(Layout region records)
┏━━
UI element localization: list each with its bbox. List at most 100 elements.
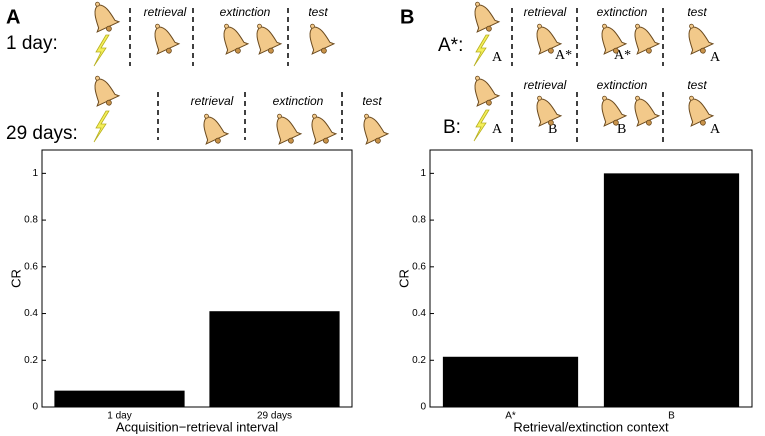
bell-clapper xyxy=(486,99,492,106)
phase-label: extinction xyxy=(597,5,648,19)
panel-label: B xyxy=(400,6,414,28)
bell-icon xyxy=(256,23,283,55)
bell-top xyxy=(257,23,262,29)
phase-label: retrieval xyxy=(191,94,234,108)
bell-icon xyxy=(311,113,338,145)
bell-icon xyxy=(688,95,715,127)
bell-body xyxy=(634,98,661,127)
row-label: 1 day: xyxy=(6,33,58,54)
context-label: A xyxy=(710,122,721,137)
bell-top xyxy=(95,75,100,81)
y-tick-label: 0.4 xyxy=(24,308,38,319)
bell-icon xyxy=(94,1,121,33)
shock-icon xyxy=(473,34,490,67)
plot-frame xyxy=(41,149,353,408)
phase-label: test xyxy=(308,5,328,19)
bell-top xyxy=(689,95,694,101)
bell-top xyxy=(310,23,315,29)
bar xyxy=(603,173,740,407)
bell-clapper xyxy=(613,119,619,126)
context-label: B xyxy=(617,122,626,137)
bell-top xyxy=(602,95,607,101)
bell-icon xyxy=(363,113,390,145)
bell-top xyxy=(635,23,640,29)
bell-icon xyxy=(154,23,181,55)
x-tick-label: B xyxy=(668,411,675,422)
bell-top xyxy=(537,95,542,101)
y-tick-label: 0.6 xyxy=(24,261,38,272)
y-tick-label: 0.8 xyxy=(412,215,426,226)
bar xyxy=(442,356,579,407)
bell-icon xyxy=(94,75,121,107)
schematic: A 1 day: retrieval extinction test 29 da… xyxy=(6,1,721,145)
bell-top xyxy=(95,1,100,7)
bell-top xyxy=(689,23,694,29)
bell-body xyxy=(276,116,303,145)
phase-label: test xyxy=(687,78,707,92)
row-label: A*: xyxy=(438,35,463,56)
bell-clapper xyxy=(288,137,294,144)
bell-body xyxy=(601,98,628,127)
y-tick-label: 0 xyxy=(420,402,426,413)
bell-clapper xyxy=(106,99,112,106)
bell-clapper xyxy=(548,119,554,126)
bell-icon xyxy=(634,95,661,127)
context-label: A* xyxy=(555,48,572,63)
bell-top xyxy=(537,23,542,29)
bell-top xyxy=(155,23,160,29)
x-tick-label: 1 day xyxy=(107,411,131,422)
y-tick-label: 1 xyxy=(32,168,38,179)
bell-top xyxy=(312,113,317,119)
context-label: B xyxy=(548,122,557,137)
bell-top xyxy=(602,23,607,29)
bell-body xyxy=(154,26,181,55)
bell-body xyxy=(94,78,121,107)
bar xyxy=(54,390,185,407)
bell-top xyxy=(475,1,480,7)
bell-clapper xyxy=(700,47,706,54)
bell-clapper xyxy=(235,47,241,54)
y-tick-label: 0.2 xyxy=(412,355,426,366)
y-tick-label: 0.4 xyxy=(412,308,426,319)
plot-frame xyxy=(429,149,753,408)
y-tick-label: 0.2 xyxy=(24,355,38,366)
bell-clapper xyxy=(323,137,329,144)
phase-label: extinction xyxy=(273,94,324,108)
phase-label: retrieval xyxy=(144,5,187,19)
bell-top xyxy=(475,75,480,81)
bell-icon xyxy=(601,23,628,55)
bell-body xyxy=(536,98,563,127)
bell-clapper xyxy=(215,137,221,144)
bell-clapper xyxy=(166,47,172,54)
phase-label: extinction xyxy=(220,5,271,19)
bell-clapper xyxy=(646,47,652,54)
y-tick-label: 0.8 xyxy=(24,215,38,226)
panel-label: A xyxy=(6,6,20,28)
bell-body xyxy=(256,26,283,55)
bell-icon xyxy=(474,1,501,33)
bell-body xyxy=(634,26,661,55)
bell-icon xyxy=(601,95,628,127)
bell-top xyxy=(204,113,209,119)
bell-top xyxy=(635,95,640,101)
bell-body xyxy=(474,4,501,33)
bell-clapper xyxy=(646,119,652,126)
bell-body xyxy=(311,116,338,145)
y-axis-label: CR xyxy=(8,269,23,288)
phase-label: retrieval xyxy=(524,5,567,19)
bell-clapper xyxy=(613,47,619,54)
bell-icon xyxy=(634,23,661,55)
bell-body xyxy=(688,98,715,127)
bar xyxy=(209,311,340,407)
bell-clapper xyxy=(700,119,706,126)
bell-body xyxy=(688,26,715,55)
bell-body xyxy=(203,116,230,145)
shock-icon xyxy=(93,110,110,143)
row-label: B: xyxy=(443,117,461,138)
context-label: A xyxy=(492,122,503,137)
phase-label: retrieval xyxy=(524,78,567,92)
y-tick-label: 1 xyxy=(420,168,426,179)
bell-clapper xyxy=(321,47,327,54)
bell-icon xyxy=(203,113,230,145)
┗━━
Retype the records from the line that contains "bell-clapper xyxy=(486,99,492,106)" through the line that contains "y-tick-label: 0.6 xyxy=(24,261,38,272)", both included, with every character unchanged.

EXERCISE ANSWER:
bell-clapper xyxy=(486,99,492,106)
phase-label: extinction xyxy=(597,5,648,19)
panel-label: B xyxy=(400,6,414,28)
bell-icon xyxy=(256,23,283,55)
bell-top xyxy=(257,23,262,29)
phase-label: retrieval xyxy=(191,94,234,108)
bell-icon xyxy=(311,113,338,145)
bell-icon xyxy=(688,95,715,127)
bell-body xyxy=(634,98,661,127)
row-label: 1 day: xyxy=(6,33,58,54)
context-label: A xyxy=(710,122,721,137)
bell-top xyxy=(95,75,100,81)
y-tick-label: 0.4 xyxy=(24,308,38,319)
bell-icon xyxy=(94,1,121,33)
shock-icon xyxy=(473,34,490,67)
plot-frame xyxy=(41,149,353,408)
phase-label: test xyxy=(308,5,328,19)
bell-top xyxy=(689,95,694,101)
bell-top xyxy=(310,23,315,29)
bar xyxy=(603,173,740,407)
bell-clapper xyxy=(613,119,619,126)
context-label: B xyxy=(617,122,626,137)
bell-top xyxy=(602,95,607,101)
bell-icon xyxy=(363,113,390,145)
bell-top xyxy=(635,23,640,29)
bell-icon xyxy=(154,23,181,55)
x-tick-label: B xyxy=(668,411,675,422)
bell-top xyxy=(537,95,542,101)
y-tick-label: 0.6 xyxy=(24,261,38,272)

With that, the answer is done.